* Exercise aim:
Where does the string "были" appear in the records? Copy every line that contains it.

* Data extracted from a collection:
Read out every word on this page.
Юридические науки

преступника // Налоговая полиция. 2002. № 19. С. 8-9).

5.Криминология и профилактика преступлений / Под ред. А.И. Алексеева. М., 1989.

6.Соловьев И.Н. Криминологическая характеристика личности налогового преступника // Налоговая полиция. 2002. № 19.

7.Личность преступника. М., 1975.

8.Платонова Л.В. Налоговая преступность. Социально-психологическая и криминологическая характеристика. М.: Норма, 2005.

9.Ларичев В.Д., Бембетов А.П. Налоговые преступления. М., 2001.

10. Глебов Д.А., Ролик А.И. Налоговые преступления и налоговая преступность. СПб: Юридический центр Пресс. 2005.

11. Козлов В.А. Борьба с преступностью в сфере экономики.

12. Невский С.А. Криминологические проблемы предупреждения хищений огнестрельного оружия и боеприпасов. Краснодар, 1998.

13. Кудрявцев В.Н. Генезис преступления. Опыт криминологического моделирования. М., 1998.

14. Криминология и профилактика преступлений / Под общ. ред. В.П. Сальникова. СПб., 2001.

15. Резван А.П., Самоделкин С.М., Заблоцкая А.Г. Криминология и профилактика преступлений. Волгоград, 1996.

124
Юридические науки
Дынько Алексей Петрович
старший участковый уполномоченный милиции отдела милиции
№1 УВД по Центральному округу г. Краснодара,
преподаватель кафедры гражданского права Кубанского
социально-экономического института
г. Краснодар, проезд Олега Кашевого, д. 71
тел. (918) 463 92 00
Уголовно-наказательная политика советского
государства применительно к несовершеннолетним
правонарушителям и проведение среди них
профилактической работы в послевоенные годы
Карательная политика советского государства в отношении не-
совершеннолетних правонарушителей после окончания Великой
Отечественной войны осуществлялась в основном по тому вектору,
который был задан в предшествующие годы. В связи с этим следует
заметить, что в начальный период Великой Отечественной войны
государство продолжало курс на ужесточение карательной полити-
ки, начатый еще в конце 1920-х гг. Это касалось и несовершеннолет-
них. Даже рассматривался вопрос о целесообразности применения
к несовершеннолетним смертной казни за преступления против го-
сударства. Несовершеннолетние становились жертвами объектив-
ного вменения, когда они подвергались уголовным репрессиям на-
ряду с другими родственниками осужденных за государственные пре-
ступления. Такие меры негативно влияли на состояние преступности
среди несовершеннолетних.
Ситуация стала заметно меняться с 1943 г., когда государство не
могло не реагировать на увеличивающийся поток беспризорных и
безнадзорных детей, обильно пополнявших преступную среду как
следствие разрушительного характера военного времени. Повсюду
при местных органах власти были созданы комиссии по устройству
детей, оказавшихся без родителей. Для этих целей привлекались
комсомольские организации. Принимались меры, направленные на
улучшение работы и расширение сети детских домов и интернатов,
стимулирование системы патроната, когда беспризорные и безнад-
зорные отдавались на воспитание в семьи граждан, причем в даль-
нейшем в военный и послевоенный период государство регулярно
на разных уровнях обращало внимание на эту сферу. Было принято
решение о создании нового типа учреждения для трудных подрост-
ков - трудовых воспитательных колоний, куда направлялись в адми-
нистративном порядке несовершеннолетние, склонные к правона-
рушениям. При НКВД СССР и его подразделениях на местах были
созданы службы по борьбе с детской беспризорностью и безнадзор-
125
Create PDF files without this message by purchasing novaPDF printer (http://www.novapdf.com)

* Response below:
при местных органах власти были созданы комиссии по устройству
рушениям. При НКВД СССР и его подразделениях на местах были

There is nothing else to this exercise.